**What you have to do**
Select the lines that hold the word "chryfanthemi" and copy each one.

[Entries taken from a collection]
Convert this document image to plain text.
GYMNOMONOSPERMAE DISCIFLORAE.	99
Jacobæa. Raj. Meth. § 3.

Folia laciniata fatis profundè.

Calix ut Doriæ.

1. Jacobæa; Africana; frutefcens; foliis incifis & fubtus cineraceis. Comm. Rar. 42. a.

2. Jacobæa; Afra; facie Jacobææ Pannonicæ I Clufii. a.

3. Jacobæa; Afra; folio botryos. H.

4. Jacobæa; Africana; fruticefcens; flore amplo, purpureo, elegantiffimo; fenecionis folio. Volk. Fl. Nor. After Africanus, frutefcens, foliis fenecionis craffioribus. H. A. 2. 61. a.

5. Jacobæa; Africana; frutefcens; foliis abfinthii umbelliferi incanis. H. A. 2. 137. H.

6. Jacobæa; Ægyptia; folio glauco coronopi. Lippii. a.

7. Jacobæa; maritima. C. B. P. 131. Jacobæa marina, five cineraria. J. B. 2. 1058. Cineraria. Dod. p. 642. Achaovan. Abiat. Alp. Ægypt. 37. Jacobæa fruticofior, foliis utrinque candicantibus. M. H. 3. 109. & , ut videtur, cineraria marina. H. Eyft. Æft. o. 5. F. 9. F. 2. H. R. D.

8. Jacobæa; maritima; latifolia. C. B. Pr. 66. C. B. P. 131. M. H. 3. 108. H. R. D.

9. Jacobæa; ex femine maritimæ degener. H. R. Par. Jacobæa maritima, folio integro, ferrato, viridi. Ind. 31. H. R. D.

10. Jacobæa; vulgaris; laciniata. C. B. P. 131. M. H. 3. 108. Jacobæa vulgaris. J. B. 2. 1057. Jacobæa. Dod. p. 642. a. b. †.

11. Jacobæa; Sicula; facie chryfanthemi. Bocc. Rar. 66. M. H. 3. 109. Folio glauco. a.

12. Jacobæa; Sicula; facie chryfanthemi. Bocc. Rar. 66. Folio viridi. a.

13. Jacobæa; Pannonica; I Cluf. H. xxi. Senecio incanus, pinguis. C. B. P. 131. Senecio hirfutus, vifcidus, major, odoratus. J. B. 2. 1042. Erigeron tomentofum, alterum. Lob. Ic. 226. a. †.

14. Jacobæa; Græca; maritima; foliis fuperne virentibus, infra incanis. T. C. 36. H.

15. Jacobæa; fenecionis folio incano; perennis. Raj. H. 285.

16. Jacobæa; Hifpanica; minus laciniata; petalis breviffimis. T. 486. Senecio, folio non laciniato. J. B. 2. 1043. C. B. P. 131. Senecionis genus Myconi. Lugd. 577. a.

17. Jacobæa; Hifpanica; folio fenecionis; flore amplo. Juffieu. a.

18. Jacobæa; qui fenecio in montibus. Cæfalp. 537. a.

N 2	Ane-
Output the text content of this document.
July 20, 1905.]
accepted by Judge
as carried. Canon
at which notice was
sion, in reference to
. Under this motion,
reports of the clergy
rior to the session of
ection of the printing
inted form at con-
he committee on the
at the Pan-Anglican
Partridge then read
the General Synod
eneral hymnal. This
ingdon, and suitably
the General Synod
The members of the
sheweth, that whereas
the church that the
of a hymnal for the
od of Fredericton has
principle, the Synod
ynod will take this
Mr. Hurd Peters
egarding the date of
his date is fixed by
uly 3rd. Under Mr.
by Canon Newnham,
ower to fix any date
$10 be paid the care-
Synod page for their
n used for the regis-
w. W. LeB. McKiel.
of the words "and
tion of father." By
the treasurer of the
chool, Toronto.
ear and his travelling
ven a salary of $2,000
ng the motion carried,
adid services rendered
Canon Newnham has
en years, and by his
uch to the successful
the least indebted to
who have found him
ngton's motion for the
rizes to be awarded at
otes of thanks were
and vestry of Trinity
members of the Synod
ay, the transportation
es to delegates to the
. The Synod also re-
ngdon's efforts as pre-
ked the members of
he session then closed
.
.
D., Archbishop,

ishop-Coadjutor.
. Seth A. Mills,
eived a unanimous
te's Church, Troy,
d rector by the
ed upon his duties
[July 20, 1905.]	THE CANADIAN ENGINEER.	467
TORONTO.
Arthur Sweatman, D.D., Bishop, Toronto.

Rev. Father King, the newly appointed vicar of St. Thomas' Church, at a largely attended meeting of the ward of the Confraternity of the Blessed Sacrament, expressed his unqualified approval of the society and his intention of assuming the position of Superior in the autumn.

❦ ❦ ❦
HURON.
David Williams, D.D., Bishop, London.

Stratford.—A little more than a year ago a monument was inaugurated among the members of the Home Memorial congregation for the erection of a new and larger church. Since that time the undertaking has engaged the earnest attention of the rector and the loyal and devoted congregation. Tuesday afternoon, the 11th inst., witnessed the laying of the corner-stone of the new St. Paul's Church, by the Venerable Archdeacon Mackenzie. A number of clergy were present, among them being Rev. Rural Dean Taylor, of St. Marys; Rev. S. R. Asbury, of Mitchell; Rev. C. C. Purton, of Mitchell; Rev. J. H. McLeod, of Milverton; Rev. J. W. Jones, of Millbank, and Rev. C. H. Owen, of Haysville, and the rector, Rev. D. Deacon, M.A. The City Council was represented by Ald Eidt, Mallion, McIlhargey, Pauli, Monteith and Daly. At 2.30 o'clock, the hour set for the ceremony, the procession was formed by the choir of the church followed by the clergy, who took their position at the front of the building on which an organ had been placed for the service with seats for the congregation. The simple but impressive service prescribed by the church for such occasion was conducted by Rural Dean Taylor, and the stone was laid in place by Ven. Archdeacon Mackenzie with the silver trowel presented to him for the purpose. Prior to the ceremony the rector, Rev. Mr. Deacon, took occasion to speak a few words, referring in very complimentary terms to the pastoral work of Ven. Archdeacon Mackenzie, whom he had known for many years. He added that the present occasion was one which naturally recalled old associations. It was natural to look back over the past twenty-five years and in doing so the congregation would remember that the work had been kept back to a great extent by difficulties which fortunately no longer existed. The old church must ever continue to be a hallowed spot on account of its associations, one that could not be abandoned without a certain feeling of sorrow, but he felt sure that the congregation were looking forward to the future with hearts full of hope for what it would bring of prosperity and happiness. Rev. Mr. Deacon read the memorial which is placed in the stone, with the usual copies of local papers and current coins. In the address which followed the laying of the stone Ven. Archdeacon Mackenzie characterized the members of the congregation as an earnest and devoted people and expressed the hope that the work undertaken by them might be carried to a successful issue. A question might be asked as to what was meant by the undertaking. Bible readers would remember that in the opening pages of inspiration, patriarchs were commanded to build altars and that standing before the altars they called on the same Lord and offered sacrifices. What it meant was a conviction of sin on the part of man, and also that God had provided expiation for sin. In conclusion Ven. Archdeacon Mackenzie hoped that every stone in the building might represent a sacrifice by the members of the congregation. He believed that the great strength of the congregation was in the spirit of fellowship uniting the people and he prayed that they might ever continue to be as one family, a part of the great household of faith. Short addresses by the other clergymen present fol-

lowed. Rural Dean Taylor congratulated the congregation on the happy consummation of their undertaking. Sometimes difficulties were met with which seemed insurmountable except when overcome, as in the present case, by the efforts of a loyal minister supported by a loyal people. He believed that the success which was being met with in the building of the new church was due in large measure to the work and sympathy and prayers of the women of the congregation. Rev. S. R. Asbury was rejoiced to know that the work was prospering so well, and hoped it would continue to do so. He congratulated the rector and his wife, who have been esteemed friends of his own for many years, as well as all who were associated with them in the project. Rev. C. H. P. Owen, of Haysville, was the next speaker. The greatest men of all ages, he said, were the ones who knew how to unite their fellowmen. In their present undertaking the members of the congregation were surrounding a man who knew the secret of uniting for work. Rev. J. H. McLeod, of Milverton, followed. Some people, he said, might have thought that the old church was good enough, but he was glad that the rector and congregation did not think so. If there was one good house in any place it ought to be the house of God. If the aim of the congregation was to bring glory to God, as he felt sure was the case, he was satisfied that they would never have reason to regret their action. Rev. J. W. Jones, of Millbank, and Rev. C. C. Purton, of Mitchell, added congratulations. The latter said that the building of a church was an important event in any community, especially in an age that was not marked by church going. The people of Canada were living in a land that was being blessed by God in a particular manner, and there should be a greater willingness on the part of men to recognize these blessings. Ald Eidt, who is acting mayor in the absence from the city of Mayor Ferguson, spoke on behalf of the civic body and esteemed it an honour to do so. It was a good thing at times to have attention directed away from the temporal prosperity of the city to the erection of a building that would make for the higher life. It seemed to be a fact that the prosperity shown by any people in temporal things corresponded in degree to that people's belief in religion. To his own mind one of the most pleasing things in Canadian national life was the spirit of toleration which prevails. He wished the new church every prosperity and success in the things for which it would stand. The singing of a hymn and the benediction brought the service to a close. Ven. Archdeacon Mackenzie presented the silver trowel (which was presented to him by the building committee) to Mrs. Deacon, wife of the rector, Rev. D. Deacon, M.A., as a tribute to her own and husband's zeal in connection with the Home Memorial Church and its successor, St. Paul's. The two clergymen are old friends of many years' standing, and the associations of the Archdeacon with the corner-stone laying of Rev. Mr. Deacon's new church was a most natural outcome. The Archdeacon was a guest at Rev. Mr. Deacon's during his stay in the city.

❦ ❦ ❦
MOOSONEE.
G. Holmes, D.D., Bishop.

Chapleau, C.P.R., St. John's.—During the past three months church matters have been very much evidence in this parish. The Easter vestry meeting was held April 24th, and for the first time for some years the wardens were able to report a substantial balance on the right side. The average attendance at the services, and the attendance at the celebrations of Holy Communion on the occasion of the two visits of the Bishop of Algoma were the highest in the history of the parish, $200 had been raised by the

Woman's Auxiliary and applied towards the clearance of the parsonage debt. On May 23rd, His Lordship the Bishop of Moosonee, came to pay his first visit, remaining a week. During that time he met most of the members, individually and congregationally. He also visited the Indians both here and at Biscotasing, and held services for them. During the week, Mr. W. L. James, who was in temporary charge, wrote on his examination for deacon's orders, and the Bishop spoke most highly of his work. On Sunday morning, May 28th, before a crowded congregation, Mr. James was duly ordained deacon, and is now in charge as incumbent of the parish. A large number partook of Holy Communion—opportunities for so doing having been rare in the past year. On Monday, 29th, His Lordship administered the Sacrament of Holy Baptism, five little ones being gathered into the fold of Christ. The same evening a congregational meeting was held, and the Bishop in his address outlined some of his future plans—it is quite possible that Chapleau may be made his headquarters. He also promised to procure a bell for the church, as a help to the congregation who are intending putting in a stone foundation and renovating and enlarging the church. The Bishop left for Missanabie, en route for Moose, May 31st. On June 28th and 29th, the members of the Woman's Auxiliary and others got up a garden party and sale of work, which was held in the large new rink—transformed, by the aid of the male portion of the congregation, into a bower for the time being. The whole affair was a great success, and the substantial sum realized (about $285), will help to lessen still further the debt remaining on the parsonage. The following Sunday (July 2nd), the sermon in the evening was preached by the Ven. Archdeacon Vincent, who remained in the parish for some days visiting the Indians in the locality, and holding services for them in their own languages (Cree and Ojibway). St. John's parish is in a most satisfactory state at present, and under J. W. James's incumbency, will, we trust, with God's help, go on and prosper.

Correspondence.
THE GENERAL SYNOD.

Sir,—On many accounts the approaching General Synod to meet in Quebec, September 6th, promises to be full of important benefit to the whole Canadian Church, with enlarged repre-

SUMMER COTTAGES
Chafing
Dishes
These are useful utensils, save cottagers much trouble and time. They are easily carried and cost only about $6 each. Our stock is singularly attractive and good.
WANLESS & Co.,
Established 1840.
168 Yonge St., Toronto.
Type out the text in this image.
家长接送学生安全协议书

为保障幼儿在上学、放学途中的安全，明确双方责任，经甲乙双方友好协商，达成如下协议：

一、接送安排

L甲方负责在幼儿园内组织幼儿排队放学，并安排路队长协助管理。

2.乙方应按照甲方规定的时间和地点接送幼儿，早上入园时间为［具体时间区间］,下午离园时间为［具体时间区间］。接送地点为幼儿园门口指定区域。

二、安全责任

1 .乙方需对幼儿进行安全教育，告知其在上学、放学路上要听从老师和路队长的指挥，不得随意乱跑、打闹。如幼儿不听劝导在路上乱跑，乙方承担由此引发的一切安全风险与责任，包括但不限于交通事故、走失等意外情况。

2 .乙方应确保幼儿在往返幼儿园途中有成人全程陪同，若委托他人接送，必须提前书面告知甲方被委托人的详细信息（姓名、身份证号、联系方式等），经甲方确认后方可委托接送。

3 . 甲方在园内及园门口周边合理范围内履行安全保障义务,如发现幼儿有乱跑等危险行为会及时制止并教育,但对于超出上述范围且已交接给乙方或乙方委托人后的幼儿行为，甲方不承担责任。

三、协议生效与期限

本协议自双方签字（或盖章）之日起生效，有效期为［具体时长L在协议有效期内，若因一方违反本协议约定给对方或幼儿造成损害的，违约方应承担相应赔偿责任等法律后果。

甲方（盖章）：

**Written response**
11. Jacobæa; Sicula; facie chryfanthemi. Bocc. Rar. 66. M. H. 3. 109. Folio glauco. a.
12. Jacobæa; Sicula; facie chryfanthemi. Bocc. Rar. 66. Folio viridi. a.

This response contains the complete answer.